- **TASK BRIEF**:
Pick out every line in the data below that holds "enregistrement".

- **DATA EXCERPTS**:
━━━━━━━━━━━━━━━━

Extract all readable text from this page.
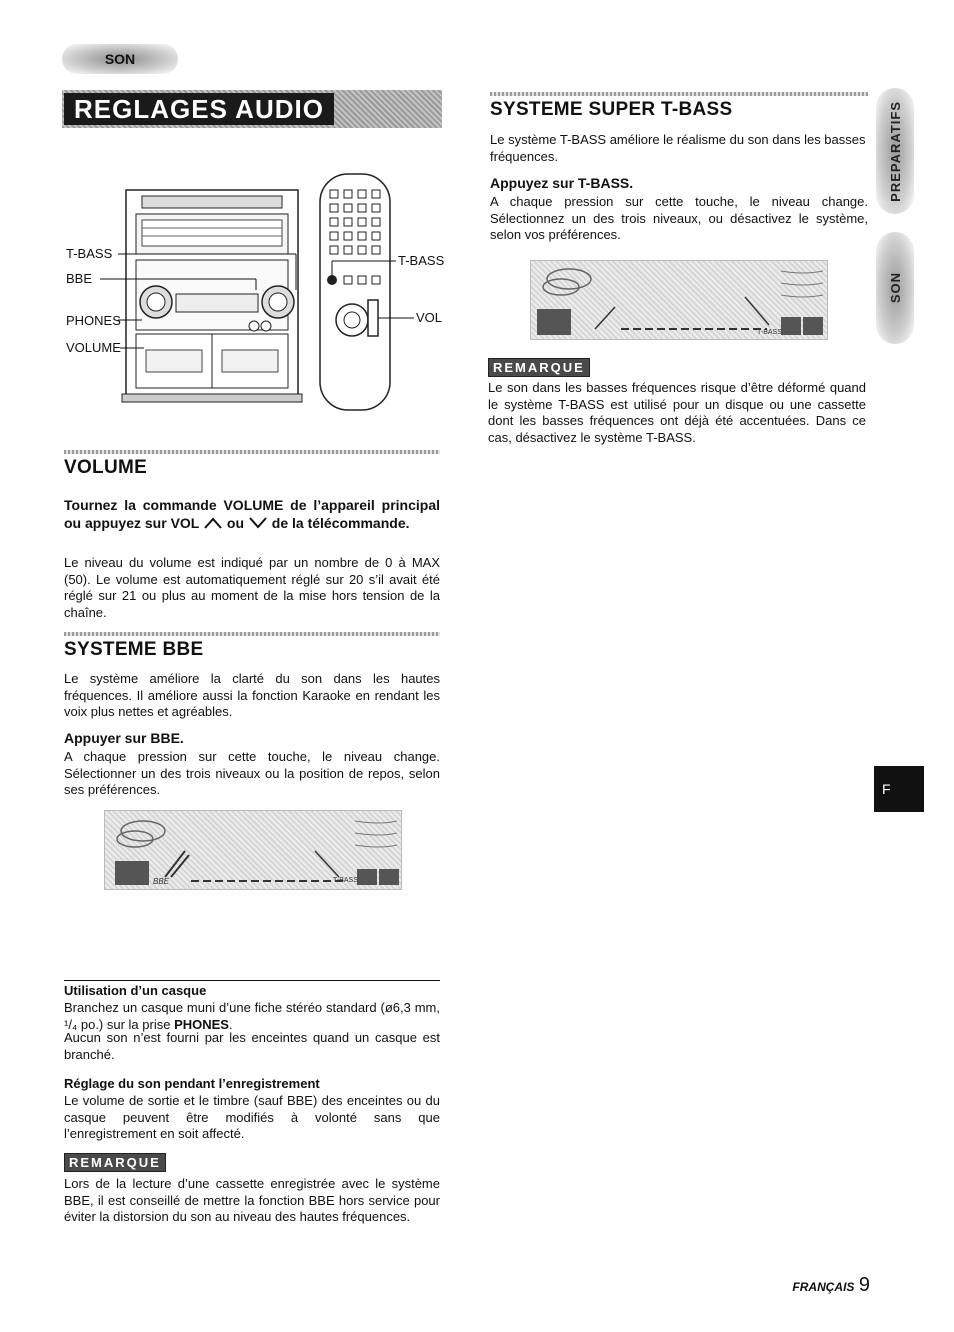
SON
REGLAGES AUDIO
T-BASS
BBE
PHONES
VOLUME
T-BASS
VOL
VOLUME
Tournez la commande VOLUME de l’appareil principal ou appuyez sur VOL ou de la télécommande.

Le niveau du volume est indiqué par un nombre de 0 à MAX (50). Le volume est automatiquement réglé sur 20 s’il avait été réglé sur 21 ou plus au moment de la mise hors tension de la chaîne.

SYSTEME BBE

Le système améliore la clarté du son dans les hautes fréquences. Il améliore aussi la fonction Karaoke en rendant les voix plus nettes et agréables.

Appuyer sur BBE.

A chaque pression sur cette touche, le niveau change. Sélectionner un des trois niveaux ou la position de repos, selon ses préférences.

BBE	T-BASS
Utilisation d’un casque

Branchez un casque muni d’une fiche stéréo standard (ø6,3 mm, ¹/₄ po.) sur la prise PHONES.

Aucun son n’est fourni par les enceintes quand un casque est branché.

Réglage du son pendant l’enregistrement

Le volume de sortie et le timbre (sauf BBE) des enceintes ou du casque peuvent être modifiés à volonté sans que l’enregistrement en soit affecté.

REMARQUE

Lors de la lecture d’une cassette enregistrée avec le système BBE, il est conseillé de mettre la fonction BBE hors service pour éviter la distorsion du son au niveau des hautes fréquences.

SYSTEME SUPER T-BASS

Le système T-BASS améliore le réalisme du son dans les basses fréquences.

Appuyez sur T-BASS.

A chaque pression sur cette touche, le niveau change. Sélectionnez un des trois niveaux, ou désactivez le système, selon vos préférences.

T-BASS
REMARQUE

Le son dans les basses fréquences risque d’être déformé quand le système T-BASS est utilisé pour un disque ou une cassette dont les basses fréquences ont déjà été accentuées. Dans ce cas, désactivez le système T-BASS.

PREPARATIFS
SON
F
FRANÇAIS 9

━━━━━━━━━━━━━━━━

- **WRITTEN RESPONSE**:
Réglage du son pendant l’enregistrement
Le volume de sortie et le timbre (sauf BBE) des enceintes ou du casque peuvent être modifiés à volonté sans que l’enregistrement en soit affecté.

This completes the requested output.